---------- MATERIALS PROVIDED

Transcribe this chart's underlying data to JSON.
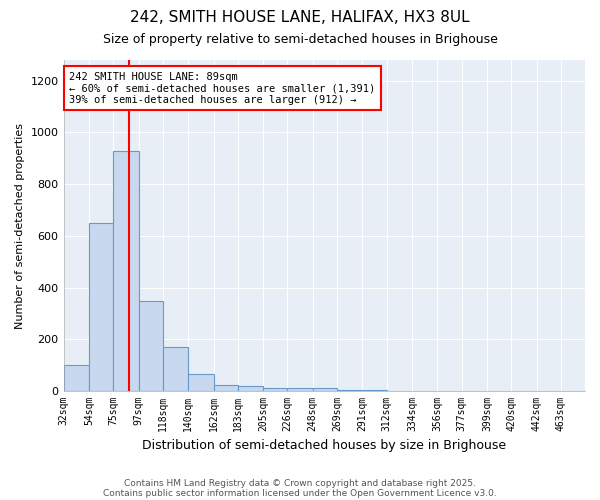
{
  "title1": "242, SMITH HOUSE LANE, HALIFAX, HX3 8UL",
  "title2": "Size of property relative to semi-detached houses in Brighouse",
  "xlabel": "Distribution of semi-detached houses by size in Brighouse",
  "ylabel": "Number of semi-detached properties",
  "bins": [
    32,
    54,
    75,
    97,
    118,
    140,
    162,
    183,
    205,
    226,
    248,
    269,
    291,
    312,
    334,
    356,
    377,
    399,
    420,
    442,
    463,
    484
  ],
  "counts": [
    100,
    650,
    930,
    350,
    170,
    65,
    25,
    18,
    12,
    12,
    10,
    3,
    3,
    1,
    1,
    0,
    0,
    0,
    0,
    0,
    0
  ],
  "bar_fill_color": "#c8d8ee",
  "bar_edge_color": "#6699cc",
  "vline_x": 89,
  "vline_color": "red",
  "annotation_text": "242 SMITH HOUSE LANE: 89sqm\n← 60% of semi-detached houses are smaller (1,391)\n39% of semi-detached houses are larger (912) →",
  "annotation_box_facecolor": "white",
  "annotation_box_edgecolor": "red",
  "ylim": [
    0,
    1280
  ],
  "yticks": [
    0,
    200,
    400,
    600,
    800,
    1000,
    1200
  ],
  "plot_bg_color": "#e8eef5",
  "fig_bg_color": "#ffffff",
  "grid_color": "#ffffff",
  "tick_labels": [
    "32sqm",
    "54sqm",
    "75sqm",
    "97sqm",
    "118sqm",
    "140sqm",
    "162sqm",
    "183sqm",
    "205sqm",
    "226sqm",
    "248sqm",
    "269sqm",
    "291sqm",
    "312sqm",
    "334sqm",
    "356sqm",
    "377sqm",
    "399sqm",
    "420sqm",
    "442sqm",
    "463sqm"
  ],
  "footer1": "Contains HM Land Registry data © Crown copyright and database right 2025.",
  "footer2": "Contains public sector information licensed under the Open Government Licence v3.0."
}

--------------------

(WORK TO DO): Show every line in the records above that contains the word "data".

(EXPECTED ANSWER):
Transcribe this chart's underlying data to JSON.
  "footer1": "Contains HM Land Registry data © Crown copyright and database right 2025.",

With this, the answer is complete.